Among the lines below, how many carry the string "document"? Reply with a number and nothing else.

* Start *

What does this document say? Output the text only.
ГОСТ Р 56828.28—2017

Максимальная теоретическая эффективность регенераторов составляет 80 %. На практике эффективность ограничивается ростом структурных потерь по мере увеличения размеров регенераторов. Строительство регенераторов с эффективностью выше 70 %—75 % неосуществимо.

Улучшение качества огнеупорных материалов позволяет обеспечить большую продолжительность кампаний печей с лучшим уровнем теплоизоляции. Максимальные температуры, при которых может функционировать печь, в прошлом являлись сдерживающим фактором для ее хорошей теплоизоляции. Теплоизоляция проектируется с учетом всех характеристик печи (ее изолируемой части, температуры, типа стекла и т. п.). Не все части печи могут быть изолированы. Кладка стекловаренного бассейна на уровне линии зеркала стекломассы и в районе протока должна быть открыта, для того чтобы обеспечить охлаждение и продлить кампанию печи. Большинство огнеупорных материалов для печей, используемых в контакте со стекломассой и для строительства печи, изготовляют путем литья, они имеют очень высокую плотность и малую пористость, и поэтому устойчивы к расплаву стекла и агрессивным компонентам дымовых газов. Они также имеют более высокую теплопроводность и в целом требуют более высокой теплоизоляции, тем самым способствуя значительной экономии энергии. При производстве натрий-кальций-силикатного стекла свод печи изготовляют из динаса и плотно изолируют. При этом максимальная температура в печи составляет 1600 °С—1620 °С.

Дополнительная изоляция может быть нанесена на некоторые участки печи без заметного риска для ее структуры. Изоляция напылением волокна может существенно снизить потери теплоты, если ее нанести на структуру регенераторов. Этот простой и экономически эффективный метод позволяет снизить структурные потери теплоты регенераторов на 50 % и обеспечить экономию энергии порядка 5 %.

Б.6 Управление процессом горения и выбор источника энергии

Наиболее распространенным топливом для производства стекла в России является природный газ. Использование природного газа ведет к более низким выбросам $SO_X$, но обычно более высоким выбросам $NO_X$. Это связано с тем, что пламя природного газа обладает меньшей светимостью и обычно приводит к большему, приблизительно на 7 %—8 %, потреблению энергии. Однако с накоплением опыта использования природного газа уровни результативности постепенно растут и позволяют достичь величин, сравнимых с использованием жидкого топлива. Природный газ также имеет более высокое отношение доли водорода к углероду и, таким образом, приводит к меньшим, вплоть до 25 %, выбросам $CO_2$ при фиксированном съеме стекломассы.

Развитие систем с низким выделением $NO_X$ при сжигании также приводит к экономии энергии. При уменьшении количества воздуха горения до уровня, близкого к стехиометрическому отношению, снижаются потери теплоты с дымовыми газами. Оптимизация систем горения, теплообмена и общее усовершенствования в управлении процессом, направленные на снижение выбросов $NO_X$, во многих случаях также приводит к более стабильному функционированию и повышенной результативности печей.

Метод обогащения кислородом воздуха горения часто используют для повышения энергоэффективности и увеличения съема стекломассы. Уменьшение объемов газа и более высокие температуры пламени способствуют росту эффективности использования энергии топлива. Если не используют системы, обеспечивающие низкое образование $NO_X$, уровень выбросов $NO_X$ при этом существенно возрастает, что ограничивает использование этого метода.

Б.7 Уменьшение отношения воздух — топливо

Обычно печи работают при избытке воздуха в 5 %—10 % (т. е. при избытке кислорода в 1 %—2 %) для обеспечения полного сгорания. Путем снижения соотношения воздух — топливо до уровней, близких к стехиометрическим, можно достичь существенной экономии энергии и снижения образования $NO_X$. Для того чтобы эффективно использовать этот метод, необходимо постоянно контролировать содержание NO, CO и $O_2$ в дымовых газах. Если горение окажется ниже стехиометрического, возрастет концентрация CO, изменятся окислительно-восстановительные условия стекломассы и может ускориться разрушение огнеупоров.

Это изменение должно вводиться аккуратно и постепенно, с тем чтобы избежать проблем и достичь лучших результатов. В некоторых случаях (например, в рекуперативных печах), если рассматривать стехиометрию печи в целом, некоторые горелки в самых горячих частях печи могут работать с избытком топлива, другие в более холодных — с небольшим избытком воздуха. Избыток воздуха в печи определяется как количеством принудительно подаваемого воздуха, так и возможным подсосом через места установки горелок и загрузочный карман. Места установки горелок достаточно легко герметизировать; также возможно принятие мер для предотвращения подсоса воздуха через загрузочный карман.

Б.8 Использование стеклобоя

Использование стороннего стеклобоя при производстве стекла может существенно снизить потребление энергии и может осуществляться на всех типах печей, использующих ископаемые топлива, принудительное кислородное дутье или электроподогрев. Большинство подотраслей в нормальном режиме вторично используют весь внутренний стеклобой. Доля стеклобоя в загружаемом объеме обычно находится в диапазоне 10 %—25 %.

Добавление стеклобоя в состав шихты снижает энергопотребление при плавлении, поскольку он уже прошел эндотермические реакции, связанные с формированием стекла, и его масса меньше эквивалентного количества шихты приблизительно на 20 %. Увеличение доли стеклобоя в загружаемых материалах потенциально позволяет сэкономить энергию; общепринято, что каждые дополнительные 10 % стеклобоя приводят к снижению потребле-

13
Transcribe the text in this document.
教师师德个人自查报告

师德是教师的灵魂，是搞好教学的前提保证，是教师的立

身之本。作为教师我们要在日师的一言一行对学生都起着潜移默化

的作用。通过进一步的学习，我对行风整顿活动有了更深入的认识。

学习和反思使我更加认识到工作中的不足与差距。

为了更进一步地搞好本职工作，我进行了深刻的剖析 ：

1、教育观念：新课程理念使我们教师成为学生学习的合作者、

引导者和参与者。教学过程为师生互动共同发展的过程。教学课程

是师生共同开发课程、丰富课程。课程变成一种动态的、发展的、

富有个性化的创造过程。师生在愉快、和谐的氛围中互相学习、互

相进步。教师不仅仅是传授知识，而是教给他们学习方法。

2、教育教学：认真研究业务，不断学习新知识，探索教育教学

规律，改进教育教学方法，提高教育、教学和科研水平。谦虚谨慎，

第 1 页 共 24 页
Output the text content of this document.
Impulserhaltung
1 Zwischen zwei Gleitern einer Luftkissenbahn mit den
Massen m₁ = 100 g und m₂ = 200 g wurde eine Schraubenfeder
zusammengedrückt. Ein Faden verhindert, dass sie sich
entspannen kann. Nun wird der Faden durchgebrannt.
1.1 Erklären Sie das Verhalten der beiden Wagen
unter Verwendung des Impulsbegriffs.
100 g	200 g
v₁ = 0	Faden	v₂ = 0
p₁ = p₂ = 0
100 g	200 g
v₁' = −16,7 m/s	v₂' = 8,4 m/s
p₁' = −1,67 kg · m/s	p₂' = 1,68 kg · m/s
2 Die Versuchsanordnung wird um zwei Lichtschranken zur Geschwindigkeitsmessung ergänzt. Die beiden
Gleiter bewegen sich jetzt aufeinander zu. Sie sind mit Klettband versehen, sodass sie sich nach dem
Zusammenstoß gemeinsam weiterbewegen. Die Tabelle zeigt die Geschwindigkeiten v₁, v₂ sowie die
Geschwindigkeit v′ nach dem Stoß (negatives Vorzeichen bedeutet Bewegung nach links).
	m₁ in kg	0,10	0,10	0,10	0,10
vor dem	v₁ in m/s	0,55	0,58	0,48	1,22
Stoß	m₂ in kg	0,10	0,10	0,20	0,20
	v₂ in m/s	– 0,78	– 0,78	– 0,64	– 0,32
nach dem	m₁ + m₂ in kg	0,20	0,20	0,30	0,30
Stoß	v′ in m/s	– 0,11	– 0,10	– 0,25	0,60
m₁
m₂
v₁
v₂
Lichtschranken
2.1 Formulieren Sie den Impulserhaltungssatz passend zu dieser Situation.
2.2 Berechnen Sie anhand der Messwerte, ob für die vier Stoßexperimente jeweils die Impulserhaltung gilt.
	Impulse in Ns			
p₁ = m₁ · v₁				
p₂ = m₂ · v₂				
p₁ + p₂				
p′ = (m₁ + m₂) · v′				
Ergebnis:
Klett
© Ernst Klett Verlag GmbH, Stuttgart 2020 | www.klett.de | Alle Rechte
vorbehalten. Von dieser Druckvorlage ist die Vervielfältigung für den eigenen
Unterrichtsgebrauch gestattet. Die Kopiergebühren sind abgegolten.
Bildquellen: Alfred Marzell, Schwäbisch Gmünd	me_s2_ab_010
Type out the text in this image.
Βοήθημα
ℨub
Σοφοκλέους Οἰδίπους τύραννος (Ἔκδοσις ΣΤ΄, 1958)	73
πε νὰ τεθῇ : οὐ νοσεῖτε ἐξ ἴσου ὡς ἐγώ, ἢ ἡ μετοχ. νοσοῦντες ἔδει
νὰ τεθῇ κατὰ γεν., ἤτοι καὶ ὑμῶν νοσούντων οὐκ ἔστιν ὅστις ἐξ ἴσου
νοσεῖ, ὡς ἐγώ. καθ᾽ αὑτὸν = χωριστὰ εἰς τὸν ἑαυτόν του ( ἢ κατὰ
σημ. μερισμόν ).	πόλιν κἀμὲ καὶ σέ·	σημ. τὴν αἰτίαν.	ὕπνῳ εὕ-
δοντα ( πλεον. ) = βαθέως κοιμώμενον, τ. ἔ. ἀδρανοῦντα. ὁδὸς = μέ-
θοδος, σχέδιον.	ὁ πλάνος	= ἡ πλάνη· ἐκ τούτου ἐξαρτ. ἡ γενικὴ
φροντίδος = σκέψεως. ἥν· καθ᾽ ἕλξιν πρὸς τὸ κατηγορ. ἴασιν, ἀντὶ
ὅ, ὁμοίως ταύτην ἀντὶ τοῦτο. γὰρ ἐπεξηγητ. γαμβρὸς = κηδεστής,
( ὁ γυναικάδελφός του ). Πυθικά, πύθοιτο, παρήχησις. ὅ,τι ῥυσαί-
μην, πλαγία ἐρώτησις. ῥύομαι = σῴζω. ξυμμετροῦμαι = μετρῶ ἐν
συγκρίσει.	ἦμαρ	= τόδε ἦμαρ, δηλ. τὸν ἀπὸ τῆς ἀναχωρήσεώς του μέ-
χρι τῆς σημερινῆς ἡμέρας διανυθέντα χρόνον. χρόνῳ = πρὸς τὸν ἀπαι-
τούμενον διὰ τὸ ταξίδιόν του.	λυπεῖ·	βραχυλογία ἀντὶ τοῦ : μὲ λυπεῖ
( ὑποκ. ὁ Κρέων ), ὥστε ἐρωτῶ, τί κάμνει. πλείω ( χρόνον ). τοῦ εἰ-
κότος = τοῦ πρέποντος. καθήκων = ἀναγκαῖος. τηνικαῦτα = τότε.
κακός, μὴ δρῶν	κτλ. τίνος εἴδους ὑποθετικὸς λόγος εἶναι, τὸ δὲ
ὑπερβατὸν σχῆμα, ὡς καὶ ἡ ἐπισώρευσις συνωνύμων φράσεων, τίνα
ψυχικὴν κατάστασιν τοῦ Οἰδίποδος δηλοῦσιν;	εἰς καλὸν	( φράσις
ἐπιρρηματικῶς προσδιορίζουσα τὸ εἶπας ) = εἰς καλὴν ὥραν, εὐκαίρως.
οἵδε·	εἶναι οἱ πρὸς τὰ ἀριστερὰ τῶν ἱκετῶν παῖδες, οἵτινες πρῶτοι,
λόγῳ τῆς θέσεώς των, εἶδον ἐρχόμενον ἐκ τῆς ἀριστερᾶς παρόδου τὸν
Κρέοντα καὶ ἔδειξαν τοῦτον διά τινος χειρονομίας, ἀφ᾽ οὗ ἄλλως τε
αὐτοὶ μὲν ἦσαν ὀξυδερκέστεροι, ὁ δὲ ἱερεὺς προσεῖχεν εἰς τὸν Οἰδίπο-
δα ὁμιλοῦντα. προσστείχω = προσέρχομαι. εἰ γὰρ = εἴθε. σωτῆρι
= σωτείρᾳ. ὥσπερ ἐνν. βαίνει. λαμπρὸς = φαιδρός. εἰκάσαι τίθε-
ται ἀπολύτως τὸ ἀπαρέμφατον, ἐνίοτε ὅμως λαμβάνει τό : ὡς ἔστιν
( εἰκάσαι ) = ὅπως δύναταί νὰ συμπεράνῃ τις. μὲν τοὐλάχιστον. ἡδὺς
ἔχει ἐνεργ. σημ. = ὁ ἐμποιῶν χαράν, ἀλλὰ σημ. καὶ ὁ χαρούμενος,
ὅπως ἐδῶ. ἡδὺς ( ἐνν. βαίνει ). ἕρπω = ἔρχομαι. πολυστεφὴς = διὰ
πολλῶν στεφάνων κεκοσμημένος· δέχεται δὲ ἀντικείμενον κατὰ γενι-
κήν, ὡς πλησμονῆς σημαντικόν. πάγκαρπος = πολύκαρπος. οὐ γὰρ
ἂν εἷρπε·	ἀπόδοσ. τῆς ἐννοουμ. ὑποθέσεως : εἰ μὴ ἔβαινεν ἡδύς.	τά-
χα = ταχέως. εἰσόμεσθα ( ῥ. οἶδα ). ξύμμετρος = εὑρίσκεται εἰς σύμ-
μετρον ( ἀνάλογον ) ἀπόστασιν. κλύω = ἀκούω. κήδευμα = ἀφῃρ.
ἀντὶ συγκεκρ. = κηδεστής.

* End *

> [Finished answer]: 3